DIRECTIVE -
Return the lines below that carry the word "JSON".

Entries with figure data

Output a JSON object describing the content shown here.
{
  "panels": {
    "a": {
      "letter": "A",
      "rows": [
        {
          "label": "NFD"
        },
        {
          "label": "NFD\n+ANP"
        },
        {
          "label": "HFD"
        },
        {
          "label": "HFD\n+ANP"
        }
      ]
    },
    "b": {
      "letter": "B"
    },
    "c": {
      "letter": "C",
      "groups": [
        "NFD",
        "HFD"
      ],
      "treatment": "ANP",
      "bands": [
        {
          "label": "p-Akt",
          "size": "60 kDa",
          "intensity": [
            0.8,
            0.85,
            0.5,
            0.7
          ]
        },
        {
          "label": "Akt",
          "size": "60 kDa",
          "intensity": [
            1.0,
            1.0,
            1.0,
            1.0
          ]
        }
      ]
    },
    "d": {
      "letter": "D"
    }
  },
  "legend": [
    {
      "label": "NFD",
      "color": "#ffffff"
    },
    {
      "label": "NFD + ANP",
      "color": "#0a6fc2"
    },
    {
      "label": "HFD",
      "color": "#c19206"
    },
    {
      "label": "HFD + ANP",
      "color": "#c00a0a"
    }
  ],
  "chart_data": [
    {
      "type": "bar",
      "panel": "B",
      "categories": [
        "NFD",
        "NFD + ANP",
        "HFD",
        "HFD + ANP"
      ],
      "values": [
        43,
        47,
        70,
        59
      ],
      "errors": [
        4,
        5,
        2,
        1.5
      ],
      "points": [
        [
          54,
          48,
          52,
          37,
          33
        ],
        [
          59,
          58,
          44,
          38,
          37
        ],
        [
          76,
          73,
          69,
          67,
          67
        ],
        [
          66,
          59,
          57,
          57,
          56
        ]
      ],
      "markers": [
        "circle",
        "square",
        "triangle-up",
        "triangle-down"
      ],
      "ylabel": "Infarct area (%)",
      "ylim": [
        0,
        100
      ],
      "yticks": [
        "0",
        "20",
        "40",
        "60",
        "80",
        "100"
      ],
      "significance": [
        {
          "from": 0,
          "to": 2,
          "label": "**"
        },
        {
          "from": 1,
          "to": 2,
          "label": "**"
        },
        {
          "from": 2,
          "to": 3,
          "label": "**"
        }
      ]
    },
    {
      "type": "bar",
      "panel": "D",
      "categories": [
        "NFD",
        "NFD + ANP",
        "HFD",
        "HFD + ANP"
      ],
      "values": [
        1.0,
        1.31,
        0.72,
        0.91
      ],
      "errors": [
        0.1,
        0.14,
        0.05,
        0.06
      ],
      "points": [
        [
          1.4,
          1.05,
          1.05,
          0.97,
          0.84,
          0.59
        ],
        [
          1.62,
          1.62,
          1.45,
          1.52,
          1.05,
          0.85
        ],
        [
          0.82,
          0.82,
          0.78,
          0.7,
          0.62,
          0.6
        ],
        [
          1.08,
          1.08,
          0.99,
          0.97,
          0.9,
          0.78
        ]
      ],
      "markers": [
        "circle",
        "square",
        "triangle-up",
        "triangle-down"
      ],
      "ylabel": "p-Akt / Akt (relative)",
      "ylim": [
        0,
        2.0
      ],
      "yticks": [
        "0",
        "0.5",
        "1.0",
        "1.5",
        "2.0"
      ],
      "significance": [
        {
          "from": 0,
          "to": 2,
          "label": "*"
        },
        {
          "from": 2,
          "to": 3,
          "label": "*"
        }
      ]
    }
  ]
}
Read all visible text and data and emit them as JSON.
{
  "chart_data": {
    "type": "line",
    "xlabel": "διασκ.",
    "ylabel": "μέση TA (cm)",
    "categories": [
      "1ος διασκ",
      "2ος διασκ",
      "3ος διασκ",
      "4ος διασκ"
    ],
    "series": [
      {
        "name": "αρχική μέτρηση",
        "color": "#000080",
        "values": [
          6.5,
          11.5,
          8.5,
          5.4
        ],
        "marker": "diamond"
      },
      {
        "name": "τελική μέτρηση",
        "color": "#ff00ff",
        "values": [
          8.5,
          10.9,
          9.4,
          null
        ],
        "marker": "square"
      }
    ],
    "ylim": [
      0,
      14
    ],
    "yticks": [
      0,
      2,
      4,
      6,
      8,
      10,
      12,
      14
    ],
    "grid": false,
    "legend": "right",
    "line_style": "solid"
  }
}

RESPONSE FOR THIS EXERCISE -
Output a JSON object describing the content shown here.
Read all visible text and data and emit them as JSON.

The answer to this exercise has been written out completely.